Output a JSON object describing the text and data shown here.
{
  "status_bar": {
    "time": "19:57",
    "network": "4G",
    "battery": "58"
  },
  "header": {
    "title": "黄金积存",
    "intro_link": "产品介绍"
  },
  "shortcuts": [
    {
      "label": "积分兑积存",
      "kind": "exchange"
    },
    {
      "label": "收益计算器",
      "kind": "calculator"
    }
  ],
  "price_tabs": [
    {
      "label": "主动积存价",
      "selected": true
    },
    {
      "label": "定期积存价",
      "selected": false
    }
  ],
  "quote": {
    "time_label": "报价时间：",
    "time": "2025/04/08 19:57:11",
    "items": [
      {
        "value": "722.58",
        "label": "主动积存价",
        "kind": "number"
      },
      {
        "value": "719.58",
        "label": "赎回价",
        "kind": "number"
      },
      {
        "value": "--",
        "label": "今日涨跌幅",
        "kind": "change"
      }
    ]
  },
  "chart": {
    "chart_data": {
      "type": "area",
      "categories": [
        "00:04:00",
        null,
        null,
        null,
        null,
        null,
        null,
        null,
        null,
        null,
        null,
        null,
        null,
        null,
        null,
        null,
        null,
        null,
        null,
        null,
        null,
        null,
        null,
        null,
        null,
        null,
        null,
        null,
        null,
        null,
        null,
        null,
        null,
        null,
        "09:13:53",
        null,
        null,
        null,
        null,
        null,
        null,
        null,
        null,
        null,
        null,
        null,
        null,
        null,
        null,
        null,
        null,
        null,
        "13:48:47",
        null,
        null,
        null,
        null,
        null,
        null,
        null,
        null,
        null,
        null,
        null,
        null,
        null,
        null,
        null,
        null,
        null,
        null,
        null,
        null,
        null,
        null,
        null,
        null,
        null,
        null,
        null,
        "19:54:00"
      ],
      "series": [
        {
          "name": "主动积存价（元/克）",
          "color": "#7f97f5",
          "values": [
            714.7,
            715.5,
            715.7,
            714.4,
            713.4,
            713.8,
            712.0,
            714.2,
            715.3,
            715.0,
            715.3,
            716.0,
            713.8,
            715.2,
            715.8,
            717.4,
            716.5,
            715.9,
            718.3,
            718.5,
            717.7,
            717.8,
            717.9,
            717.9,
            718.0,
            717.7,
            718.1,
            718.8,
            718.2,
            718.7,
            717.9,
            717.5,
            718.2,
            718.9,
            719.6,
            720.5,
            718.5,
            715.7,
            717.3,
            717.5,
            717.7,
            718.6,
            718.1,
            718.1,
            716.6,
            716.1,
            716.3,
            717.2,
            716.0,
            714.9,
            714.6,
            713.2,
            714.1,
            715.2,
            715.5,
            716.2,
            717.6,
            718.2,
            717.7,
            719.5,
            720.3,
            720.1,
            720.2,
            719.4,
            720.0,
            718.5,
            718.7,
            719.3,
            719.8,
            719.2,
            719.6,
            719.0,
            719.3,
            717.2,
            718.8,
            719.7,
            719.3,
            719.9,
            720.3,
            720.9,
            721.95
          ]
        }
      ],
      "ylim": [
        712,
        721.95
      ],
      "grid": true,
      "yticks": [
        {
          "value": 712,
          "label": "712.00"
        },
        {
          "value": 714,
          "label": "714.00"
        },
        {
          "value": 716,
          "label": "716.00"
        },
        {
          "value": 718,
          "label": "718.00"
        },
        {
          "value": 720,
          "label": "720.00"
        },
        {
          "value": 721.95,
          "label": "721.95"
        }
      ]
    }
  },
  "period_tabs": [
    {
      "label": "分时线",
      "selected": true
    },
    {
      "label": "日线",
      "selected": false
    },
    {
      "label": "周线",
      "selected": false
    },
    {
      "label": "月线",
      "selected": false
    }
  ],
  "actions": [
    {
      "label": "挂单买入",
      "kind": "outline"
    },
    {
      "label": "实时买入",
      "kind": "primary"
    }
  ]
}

**What you need to do:**
Retype every record above exactly as written.

**Task solution:**
Output a JSON object describing the text and data shown here.
{
  "status_bar": {
    "time": "19:57",
    "network": "4G",
    "battery": "58"
  },
  "header": {
    "title": "黄金积存",
    "intro_link": "产品介绍"
  },
  "shortcuts": [
    {
      "label": "积分兑积存",
      "kind": "exchange"
    },
    {
      "label": "收益计算器",
      "kind": "calculator"
    }
  ],
  "price_tabs": [
    {
      "label": "主动积存价",
      "selected": true
    },
    {
      "label": "定期积存价",
      "selected": false
    }
  ],
  "quote": {
    "time_label": "报价时间：",
    "time": "2025/04/08 19:57:11",
    "items": [
      {
        "value": "722.58",
        "label": "主动积存价",
        "kind": "number"
      },
      {
        "value": "719.58",
        "label": "赎回价",
        "kind": "number"
      },
      {
        "value": "--",
        "label": "今日涨跌幅",
        "kind": "change"
      }
    ]
  },
  "chart": {
    "chart_data": {
      "type": "area",
      "categories": [
        "00:04:00",
        null,
        null,
        null,
        null,
        null,
        null,
        null,
        null,
        null,
        null,
        null,
        null,
        null,
        null,
        null,
        null,
        null,
        null,
        null,
        null,
        null,
        null,
        null,
        null,
        null,
        null,
        null,
        null,
        null,
        null,
        null,
        null,
        null,
        "09:13:53",
        null,
        null,
        null,
        null,
        null,
        null,
        null,
        null,
        null,
        null,
        null,
        null,
        null,
        null,
        null,
        null,
        null,
        "13:48:47",
        null,
        null,
        null,
        null,
        null,
        null,
        null,
        null,
        null,
        null,
        null,
        null,
        null,
        null,
        null,
        null,
        null,
        null,
        null,
        null,
        null,
        null,
        null,
        null,
        null,
        null,
        null,
        "19:54:00"
      ],
      "series": [
        {
          "name": "主动积存价（元/克）",
          "color": "#7f97f5",
          "values": [
            714.7,
            715.5,
            715.7,
            714.4,
            713.4,
            713.8,
            712.0,
            714.2,
            715.3,
            715.0,
            715.3,
            716.0,
            713.8,
            715.2,
            715.8,
            717.4,
            716.5,
            715.9,
            718.3,
            718.5,
            717.7,
            717.8,
            717.9,
            717.9,
            718.0,
            717.7,
            718.1,
            718.8,
            718.2,
            718.7,
            717.9,
            717.5,
            718.2,
            718.9,
            719.6,
            720.5,
            718.5,
            715.7,
            717.3,
            717.5,
            717.7,
            718.6,
            718.1,
            718.1,
            716.6,
            716.1,
            716.3,
            717.2,
            716.0,
            714.9,
            714.6,
            713.2,
            714.1,
            715.2,
            715.5,
            716.2,
            717.6,
            718.2,
            717.7,
            719.5,
            720.3,
            720.1,
            720.2,
            719.4,
            720.0,
            718.5,
            718.7,
            719.3,
            719.8,
            719.2,
            719.6,
            719.0,
            719.3,
            717.2,
            718.8,
            719.7,
            719.3,
            719.9,
            720.3,
            720.9,
            721.95
          ]
        }
      ],
      "ylim": [
        712,
        721.95
      ],
      "grid": true,
      "yticks": [
        {
          "value": 712,
          "label": "712.00"
        },
        {
          "value": 714,
          "label": "714.00"
        },
        {
          "value": 716,
          "label": "716.00"
        },
        {
          "value": 718,
          "label": "718.00"
        },
        {
          "value": 720,
          "label": "720.00"
        },
        {
          "value": 721.95,
          "label": "721.95"
        }
      ]
    }
  },
  "period_tabs": [
    {
      "label": "分时线",
      "selected": true
    },
    {
      "label": "日线",
      "selected": false
    },
    {
      "label": "周线",
      "selected": false
    },
    {
      "label": "月线",
      "selected": false
    }
  ],
  "actions": [
    {
      "label": "挂单买入",
      "kind": "outline"
    },
    {
      "label": "实时买入",
      "kind": "primary"
    }
  ]
}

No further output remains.